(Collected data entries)
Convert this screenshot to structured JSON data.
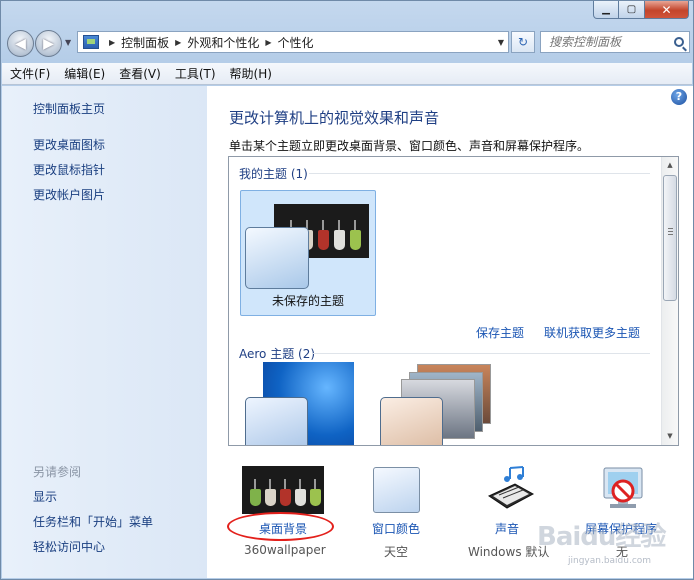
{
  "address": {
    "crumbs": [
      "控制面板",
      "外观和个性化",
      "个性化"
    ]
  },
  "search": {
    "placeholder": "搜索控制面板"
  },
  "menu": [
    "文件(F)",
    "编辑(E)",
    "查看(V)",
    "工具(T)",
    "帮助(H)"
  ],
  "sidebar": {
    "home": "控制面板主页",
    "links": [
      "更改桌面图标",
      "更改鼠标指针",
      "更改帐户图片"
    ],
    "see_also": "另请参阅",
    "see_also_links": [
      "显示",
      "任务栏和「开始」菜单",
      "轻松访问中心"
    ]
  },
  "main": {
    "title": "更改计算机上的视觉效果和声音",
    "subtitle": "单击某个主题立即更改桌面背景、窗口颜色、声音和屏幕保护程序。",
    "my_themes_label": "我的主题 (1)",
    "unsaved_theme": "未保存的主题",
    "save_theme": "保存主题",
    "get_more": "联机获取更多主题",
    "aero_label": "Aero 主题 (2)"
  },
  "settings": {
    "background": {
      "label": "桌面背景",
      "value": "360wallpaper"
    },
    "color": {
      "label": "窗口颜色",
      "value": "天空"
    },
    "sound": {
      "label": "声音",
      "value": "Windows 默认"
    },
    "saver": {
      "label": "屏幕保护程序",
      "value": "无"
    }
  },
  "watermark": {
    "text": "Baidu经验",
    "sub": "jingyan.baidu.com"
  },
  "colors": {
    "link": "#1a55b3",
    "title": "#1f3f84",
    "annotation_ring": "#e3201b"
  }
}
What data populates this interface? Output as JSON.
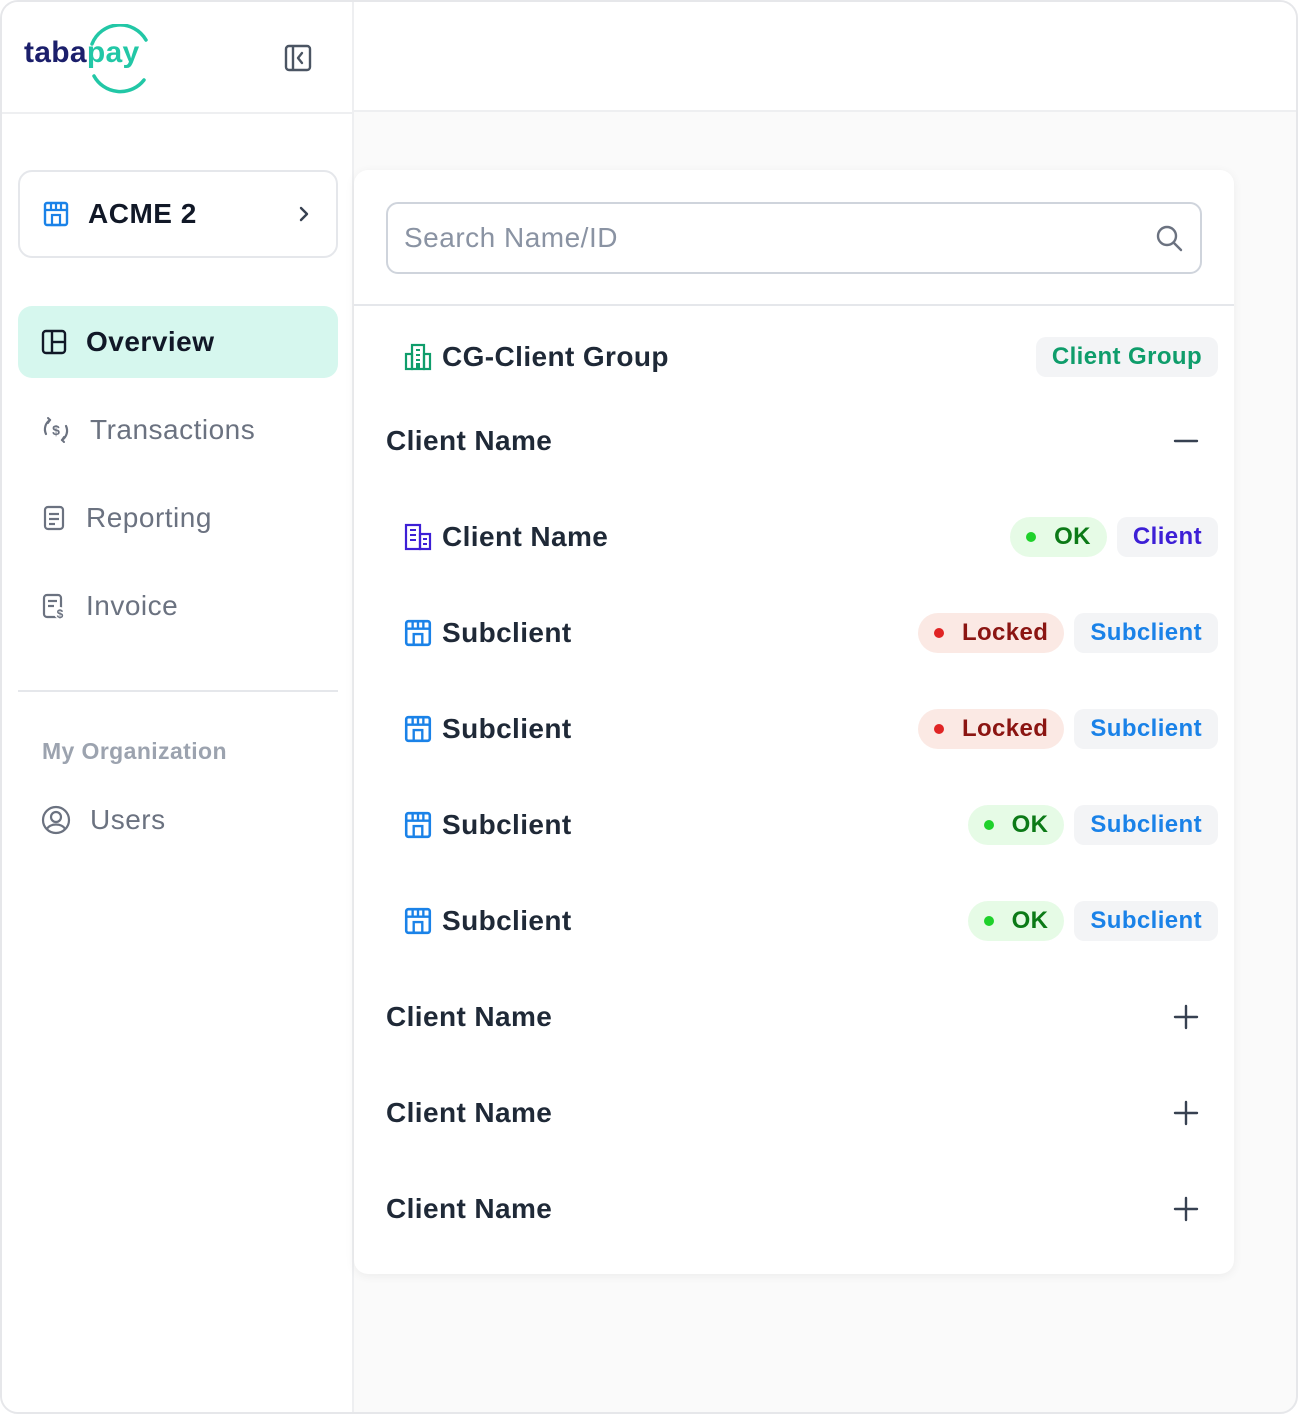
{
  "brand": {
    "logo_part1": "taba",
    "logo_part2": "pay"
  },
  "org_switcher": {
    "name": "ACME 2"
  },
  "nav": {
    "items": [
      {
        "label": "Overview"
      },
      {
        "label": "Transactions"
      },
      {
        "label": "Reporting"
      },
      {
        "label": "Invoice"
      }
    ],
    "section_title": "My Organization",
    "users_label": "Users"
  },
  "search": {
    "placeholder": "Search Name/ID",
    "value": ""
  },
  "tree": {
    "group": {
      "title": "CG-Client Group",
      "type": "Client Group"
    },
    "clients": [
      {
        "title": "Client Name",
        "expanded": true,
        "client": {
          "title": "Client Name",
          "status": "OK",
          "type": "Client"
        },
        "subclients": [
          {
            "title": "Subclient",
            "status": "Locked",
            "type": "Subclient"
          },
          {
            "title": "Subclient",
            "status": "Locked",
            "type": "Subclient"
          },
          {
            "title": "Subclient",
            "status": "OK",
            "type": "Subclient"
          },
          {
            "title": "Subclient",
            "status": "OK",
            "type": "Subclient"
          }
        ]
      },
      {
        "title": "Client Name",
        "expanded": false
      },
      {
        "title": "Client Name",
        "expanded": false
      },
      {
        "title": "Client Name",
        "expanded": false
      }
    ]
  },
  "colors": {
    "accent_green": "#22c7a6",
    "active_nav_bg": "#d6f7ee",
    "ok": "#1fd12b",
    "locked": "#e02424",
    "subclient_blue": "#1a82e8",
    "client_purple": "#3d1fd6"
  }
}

# [Stated problem]
Find how many of the lines above have the word "value" in them. State only that number.

# [Task solution]
5